» **Aim of the task**: Can you pull out each line of the data below that includes the word "JSON"?

───

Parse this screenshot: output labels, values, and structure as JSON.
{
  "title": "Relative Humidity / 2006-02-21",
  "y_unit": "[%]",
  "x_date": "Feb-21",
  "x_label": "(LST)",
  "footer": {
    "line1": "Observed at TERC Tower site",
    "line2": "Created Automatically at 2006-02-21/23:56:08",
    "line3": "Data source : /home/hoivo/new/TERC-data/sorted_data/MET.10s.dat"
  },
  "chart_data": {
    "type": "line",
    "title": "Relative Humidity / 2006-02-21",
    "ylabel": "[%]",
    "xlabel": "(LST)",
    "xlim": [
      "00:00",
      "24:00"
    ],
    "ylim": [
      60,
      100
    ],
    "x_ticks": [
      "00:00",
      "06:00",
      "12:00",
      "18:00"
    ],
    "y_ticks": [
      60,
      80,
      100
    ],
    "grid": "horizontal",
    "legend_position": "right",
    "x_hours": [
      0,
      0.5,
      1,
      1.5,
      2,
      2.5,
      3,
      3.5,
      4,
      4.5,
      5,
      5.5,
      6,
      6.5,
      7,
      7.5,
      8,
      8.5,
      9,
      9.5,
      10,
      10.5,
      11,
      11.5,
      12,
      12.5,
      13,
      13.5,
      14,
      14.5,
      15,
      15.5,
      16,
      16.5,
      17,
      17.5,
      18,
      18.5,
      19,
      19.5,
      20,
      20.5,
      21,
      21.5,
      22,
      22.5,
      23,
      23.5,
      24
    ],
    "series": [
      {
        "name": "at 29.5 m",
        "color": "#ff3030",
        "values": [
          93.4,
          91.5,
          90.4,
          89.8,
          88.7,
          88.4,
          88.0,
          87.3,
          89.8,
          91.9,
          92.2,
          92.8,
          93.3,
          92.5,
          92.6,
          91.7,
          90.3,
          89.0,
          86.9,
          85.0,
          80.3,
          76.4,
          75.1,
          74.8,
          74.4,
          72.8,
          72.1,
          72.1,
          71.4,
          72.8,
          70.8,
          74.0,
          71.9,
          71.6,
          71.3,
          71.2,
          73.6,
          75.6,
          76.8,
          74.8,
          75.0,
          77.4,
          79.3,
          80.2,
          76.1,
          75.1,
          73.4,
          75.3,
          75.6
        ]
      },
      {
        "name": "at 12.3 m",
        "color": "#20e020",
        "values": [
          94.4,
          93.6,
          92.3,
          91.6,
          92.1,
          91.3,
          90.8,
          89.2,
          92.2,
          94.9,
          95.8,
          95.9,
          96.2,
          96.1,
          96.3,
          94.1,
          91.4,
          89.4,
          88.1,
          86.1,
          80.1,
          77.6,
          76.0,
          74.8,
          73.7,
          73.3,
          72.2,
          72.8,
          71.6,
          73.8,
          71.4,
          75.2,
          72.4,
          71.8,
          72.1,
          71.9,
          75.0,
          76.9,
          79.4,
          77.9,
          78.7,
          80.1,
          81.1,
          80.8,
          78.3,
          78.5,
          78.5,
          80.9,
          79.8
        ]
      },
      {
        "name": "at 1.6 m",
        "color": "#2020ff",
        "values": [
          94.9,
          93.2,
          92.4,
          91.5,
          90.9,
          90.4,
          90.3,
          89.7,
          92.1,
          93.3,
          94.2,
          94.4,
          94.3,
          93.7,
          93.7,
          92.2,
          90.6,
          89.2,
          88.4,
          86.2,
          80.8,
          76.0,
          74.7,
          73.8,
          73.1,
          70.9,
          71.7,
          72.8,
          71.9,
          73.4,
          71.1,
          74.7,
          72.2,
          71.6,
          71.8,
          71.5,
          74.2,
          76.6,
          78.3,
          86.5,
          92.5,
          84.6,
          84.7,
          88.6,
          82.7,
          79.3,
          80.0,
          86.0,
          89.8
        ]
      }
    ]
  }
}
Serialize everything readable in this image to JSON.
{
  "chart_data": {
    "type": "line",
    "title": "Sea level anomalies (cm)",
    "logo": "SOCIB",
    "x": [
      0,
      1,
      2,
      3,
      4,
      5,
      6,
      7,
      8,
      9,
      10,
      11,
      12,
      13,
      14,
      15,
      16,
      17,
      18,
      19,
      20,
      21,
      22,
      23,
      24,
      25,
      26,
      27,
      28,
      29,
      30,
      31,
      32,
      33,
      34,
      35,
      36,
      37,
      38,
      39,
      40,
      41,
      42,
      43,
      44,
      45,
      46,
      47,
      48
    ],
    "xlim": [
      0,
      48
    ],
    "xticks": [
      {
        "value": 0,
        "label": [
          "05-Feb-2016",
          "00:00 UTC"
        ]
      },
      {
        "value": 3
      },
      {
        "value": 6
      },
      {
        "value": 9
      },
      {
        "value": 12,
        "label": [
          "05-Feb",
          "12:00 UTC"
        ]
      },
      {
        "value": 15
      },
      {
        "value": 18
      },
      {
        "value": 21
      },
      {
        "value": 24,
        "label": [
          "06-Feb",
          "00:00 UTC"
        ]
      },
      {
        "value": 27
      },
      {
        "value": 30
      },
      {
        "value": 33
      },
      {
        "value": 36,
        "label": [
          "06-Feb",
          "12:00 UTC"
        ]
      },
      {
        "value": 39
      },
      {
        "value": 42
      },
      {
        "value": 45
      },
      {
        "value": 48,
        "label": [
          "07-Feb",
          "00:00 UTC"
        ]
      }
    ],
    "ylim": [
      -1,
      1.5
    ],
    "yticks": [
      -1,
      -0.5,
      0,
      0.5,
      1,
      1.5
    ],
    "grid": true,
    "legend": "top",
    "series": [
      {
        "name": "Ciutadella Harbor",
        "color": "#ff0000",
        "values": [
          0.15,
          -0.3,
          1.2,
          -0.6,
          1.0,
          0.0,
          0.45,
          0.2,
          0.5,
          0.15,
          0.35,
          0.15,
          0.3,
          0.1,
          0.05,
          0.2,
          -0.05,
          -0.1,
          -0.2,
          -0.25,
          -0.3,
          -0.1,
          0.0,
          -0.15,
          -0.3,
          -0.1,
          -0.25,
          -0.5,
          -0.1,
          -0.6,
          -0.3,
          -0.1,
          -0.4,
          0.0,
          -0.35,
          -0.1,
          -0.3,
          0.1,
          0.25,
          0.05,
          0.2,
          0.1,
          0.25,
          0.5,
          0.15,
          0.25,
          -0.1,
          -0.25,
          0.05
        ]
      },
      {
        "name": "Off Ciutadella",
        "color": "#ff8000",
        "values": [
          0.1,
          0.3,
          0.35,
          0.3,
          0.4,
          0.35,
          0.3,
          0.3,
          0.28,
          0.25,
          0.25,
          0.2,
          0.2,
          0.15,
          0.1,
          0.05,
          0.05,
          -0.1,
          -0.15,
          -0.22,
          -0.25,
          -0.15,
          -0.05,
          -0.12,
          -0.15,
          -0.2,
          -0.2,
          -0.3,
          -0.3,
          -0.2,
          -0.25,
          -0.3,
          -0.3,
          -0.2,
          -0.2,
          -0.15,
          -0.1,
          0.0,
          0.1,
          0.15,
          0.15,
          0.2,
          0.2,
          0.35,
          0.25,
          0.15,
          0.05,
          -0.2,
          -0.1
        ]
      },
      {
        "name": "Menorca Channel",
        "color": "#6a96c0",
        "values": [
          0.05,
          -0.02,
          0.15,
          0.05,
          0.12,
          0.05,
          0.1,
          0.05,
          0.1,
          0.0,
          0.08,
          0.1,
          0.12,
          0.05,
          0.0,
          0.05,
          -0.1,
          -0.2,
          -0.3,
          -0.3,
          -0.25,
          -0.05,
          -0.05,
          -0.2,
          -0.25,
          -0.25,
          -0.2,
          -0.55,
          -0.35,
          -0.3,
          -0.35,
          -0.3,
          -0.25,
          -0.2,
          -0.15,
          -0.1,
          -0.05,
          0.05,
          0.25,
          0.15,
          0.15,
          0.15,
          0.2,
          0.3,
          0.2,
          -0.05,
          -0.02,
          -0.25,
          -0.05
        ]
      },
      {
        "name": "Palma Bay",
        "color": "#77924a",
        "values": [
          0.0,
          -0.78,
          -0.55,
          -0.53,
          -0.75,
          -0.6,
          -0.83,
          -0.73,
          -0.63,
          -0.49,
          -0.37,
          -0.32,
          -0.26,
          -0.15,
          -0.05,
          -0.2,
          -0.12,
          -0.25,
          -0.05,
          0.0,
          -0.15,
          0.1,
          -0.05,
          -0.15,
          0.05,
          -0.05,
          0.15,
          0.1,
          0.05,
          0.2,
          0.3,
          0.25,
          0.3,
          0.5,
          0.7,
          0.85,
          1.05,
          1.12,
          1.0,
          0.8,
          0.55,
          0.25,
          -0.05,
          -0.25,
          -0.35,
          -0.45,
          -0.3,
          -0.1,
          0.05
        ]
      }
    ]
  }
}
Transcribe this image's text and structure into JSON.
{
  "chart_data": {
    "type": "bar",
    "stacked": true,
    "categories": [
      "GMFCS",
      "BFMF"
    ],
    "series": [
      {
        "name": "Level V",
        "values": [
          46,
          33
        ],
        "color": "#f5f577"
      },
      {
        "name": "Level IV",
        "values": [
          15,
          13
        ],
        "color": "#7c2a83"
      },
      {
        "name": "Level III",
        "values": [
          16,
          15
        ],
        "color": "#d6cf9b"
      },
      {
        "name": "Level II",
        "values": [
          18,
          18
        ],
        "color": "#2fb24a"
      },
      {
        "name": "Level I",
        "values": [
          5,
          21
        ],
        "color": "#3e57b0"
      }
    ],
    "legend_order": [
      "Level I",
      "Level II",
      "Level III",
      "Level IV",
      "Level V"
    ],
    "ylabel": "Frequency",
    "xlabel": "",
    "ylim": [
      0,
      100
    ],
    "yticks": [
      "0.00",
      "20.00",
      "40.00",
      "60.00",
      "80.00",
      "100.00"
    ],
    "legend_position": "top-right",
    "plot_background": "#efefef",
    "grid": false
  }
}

───

» **Exercise output**:
Parse this screenshot: output labels, values, and structure as JSON.
Serialize everything readable in this image to JSON.
Transcribe this image's text and structure into JSON.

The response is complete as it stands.